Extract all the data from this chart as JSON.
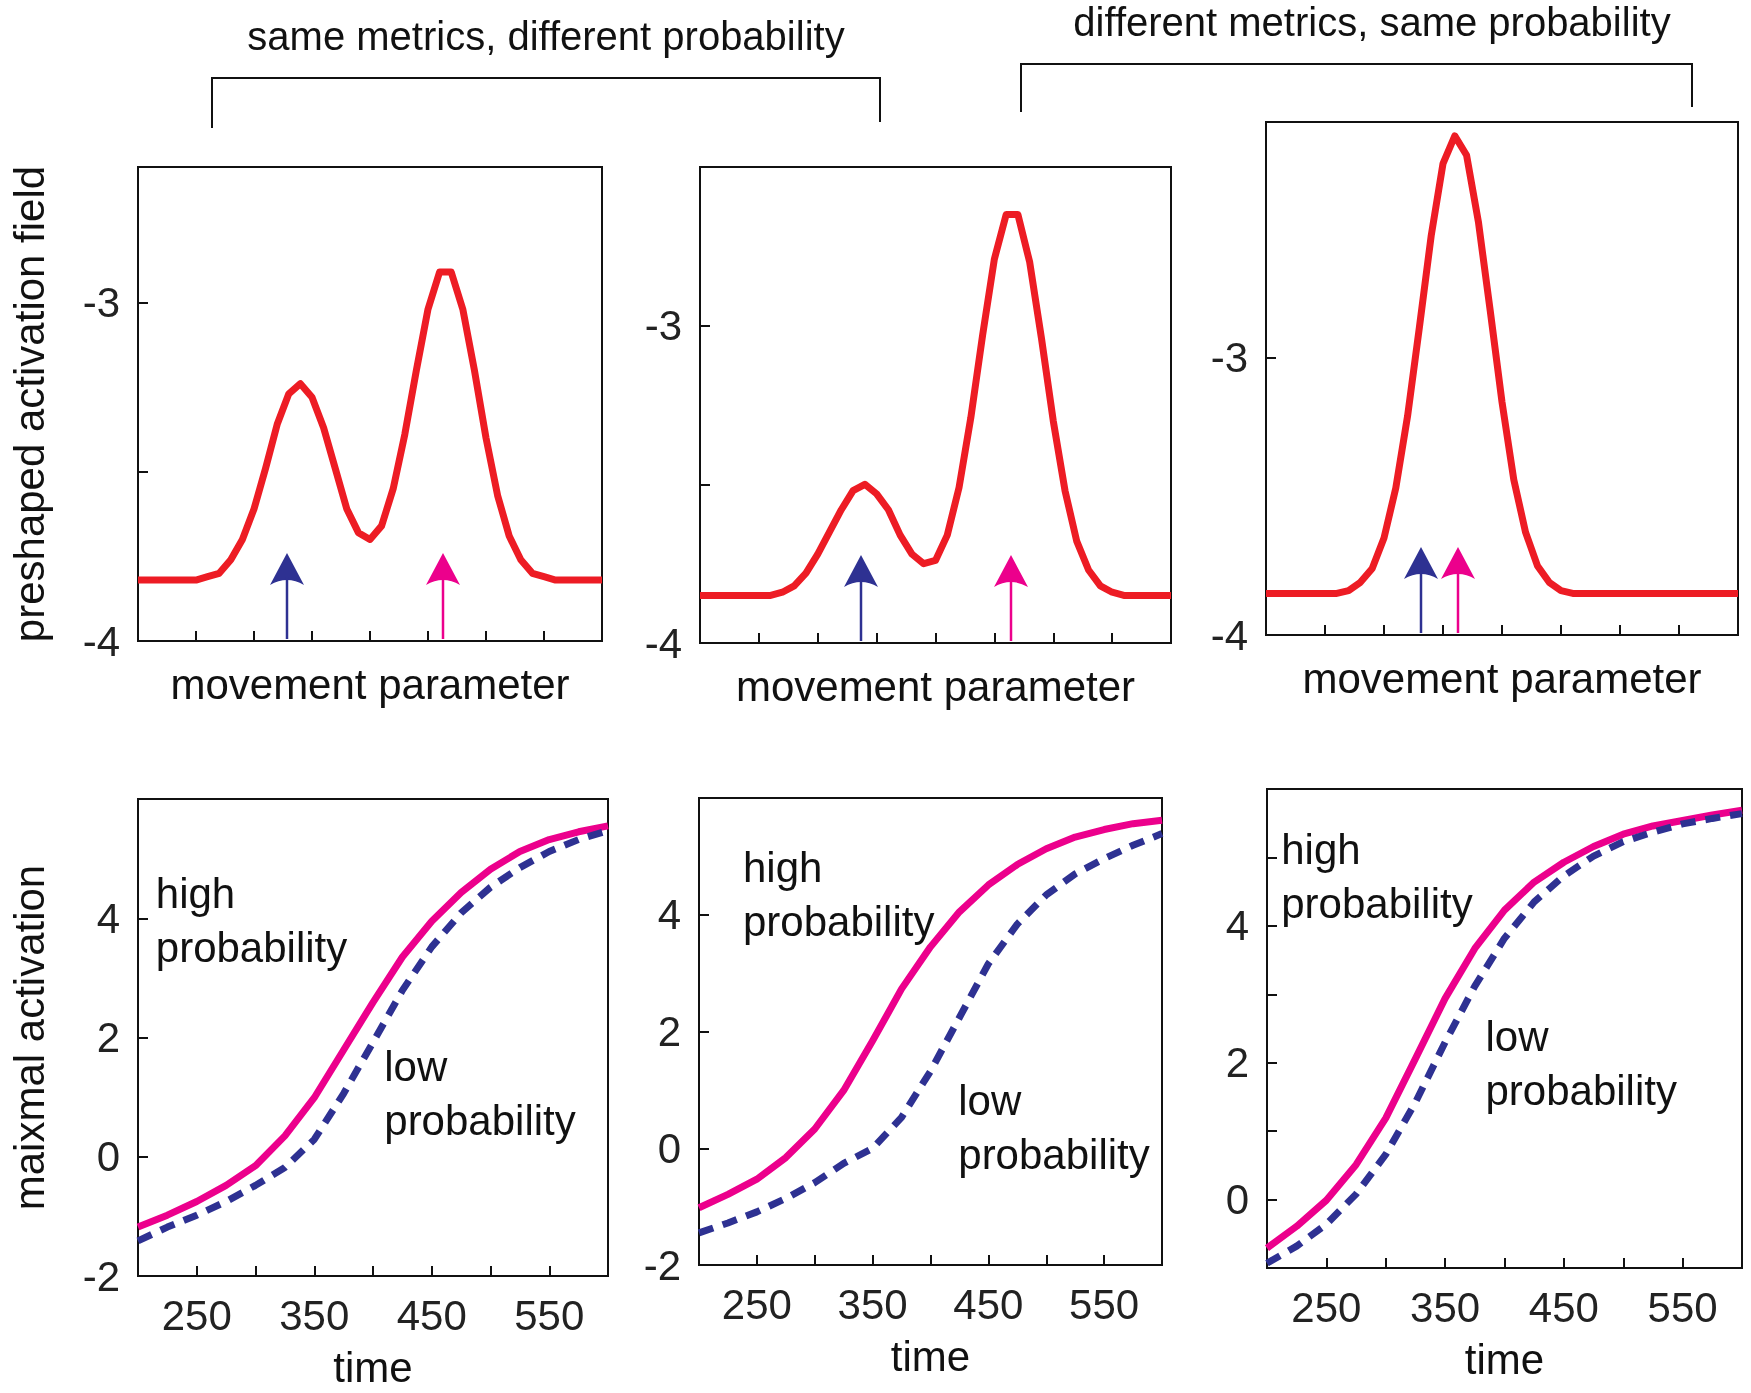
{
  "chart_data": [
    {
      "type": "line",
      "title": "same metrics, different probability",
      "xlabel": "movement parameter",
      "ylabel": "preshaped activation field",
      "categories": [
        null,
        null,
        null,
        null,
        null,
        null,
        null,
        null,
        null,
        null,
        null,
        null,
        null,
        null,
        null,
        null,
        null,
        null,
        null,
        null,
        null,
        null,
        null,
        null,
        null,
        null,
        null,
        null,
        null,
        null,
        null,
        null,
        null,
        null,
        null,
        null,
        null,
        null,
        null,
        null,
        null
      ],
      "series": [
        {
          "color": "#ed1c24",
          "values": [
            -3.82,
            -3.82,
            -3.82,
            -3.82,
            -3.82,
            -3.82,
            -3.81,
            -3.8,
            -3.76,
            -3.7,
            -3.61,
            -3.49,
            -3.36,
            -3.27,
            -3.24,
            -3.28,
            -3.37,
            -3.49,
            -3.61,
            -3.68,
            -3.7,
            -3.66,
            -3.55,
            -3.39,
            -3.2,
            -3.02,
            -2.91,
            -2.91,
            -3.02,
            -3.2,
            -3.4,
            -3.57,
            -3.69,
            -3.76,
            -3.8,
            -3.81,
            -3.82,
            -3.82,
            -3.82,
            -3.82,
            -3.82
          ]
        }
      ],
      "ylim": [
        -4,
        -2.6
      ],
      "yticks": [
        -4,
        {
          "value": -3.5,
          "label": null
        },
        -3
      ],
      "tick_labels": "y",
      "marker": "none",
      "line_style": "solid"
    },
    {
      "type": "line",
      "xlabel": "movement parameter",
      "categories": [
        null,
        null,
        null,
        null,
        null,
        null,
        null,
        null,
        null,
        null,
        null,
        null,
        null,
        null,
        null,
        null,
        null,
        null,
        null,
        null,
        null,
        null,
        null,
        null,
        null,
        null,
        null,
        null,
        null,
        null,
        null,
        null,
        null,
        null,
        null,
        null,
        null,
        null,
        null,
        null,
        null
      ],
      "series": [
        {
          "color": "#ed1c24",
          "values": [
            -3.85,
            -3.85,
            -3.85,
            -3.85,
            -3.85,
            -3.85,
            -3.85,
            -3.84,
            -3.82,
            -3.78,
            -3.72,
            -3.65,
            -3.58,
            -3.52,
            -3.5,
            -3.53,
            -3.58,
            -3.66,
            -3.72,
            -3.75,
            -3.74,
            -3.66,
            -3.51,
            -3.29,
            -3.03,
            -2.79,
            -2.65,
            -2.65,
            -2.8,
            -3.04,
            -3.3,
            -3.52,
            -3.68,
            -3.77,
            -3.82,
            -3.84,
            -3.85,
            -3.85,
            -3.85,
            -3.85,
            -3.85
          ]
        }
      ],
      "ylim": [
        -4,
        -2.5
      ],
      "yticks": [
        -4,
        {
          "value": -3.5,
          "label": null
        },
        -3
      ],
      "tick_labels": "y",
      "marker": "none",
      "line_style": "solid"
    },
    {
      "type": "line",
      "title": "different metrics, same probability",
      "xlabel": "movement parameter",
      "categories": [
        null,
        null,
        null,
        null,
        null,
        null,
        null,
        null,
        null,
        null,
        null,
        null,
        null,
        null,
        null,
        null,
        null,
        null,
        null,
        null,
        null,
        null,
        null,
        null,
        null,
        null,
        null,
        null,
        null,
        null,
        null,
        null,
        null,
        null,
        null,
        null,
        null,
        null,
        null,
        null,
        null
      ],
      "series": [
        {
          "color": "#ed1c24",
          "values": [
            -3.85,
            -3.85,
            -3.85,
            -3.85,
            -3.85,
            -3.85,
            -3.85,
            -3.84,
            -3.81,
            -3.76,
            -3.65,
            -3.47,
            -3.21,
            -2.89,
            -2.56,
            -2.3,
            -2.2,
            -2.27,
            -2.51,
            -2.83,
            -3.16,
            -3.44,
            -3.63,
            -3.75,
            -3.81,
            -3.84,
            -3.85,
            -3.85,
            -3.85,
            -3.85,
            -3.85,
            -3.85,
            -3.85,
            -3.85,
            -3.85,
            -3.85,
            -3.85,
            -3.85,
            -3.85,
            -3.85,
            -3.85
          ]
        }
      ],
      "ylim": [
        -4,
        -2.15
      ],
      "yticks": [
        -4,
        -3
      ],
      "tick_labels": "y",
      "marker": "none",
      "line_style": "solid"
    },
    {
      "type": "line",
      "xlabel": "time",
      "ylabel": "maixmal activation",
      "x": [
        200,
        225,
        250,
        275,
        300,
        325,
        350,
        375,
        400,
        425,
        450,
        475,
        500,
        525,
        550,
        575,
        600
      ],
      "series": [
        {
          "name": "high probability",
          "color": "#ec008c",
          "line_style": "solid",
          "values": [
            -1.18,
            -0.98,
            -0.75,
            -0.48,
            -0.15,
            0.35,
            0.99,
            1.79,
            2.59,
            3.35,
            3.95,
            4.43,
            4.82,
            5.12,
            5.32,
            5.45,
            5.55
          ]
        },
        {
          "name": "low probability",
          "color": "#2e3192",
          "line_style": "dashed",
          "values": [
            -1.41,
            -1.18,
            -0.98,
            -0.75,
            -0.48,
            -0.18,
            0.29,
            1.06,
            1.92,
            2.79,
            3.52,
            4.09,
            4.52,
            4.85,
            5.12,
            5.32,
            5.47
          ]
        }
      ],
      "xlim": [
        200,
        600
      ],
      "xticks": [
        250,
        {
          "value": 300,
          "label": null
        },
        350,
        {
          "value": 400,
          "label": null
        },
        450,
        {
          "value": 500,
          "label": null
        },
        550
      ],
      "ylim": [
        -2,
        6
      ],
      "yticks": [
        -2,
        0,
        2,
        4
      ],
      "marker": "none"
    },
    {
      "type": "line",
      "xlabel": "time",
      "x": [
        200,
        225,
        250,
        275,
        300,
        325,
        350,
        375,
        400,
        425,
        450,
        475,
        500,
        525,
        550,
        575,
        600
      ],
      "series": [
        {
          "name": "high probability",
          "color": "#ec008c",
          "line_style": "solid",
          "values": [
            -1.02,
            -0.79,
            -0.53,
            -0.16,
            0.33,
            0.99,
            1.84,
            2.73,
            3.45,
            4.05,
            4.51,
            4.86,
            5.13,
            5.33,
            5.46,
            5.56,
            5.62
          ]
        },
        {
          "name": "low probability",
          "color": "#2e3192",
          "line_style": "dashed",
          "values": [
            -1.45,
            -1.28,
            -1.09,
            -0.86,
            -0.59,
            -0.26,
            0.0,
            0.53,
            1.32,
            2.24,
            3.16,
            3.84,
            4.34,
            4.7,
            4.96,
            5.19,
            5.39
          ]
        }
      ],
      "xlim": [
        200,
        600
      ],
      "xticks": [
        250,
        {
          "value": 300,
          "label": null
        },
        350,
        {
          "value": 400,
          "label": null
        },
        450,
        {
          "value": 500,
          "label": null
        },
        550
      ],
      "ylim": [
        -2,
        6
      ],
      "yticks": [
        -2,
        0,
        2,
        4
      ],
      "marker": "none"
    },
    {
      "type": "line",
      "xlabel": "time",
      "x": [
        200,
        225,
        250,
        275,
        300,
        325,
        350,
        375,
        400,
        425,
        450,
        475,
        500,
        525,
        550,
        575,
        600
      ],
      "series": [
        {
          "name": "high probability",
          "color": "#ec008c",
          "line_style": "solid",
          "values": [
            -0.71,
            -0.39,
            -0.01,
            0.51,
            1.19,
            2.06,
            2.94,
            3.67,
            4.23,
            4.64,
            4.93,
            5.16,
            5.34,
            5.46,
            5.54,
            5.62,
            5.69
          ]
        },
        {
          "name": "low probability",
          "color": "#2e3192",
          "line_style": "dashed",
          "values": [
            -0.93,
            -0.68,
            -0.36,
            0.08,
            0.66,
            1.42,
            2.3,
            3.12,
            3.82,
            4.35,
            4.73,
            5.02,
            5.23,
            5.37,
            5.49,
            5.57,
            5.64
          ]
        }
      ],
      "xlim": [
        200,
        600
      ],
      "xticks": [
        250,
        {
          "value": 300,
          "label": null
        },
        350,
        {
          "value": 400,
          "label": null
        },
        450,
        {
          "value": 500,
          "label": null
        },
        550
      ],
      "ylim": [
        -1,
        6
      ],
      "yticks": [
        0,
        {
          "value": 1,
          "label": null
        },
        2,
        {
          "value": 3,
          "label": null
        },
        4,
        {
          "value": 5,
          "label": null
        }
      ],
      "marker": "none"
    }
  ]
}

-----

Instructions for the task
Pull out the lines above in which the word "same" appears.

Response
      "title": "same metrics, different probability",
      "title": "different metrics, same probability",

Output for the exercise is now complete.